▶ [STATED TASK]:
Look for the string "부정거래" and copy every line that has it.

▶ [SUPPLIED MATERIAL]:
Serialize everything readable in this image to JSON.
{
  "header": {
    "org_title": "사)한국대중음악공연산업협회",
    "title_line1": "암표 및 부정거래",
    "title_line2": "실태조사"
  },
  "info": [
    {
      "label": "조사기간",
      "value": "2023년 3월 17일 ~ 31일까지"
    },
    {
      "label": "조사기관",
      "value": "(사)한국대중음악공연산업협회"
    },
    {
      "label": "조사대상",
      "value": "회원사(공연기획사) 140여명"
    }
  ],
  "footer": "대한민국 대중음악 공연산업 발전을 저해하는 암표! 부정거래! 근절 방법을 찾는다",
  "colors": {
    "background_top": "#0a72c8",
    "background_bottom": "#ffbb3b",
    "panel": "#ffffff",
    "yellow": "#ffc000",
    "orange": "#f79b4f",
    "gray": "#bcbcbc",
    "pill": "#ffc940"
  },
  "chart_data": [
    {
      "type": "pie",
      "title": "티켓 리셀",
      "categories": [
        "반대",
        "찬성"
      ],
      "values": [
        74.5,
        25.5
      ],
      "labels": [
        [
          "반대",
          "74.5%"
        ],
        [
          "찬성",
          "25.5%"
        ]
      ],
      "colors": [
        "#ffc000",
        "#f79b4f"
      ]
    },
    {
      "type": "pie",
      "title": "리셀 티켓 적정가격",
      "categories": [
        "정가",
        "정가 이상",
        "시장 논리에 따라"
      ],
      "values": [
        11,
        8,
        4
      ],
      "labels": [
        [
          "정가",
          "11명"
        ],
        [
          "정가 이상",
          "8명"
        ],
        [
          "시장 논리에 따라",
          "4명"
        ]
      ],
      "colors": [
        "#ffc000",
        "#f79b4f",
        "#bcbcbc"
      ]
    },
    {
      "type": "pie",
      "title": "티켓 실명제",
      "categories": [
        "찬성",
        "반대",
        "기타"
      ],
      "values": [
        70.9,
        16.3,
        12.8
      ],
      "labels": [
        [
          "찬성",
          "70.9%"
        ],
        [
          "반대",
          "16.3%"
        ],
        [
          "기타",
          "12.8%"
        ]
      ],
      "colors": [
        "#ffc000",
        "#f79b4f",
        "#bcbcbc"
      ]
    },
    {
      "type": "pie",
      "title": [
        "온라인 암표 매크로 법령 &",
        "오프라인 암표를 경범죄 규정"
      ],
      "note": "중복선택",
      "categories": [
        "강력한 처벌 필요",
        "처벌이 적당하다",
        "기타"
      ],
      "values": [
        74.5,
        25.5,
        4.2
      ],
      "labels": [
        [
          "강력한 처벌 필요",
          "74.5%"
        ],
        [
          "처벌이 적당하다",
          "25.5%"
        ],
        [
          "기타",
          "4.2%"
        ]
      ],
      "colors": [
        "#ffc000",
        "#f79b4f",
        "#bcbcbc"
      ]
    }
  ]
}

▶ [EXPECTED ANSWER]:
    "title_line1": "암표 및 부정거래",
  "footer": "대한민국 대중음악 공연산업 발전을 저해하는 암표! 부정거래! 근절 방법을 찾는다",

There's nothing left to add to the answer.